• Task to carry out: Only the number is wanted: how many lines of these entries contain the word "Goethe"?
════
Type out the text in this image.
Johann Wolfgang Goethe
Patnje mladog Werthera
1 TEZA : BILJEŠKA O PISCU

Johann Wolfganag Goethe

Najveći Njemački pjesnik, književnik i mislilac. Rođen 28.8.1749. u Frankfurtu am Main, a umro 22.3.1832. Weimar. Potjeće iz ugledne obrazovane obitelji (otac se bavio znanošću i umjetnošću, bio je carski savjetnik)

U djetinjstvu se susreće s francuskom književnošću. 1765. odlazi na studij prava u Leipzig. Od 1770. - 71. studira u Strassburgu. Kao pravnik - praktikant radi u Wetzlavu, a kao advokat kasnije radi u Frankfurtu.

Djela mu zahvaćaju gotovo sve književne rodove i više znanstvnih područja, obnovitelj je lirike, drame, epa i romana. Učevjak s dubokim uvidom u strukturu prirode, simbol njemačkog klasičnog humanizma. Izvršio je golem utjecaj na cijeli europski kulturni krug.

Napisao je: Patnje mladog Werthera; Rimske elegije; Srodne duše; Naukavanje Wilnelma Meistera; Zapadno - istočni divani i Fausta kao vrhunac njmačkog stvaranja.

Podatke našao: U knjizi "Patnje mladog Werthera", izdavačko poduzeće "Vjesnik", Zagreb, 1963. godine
════
• Worked answer: 2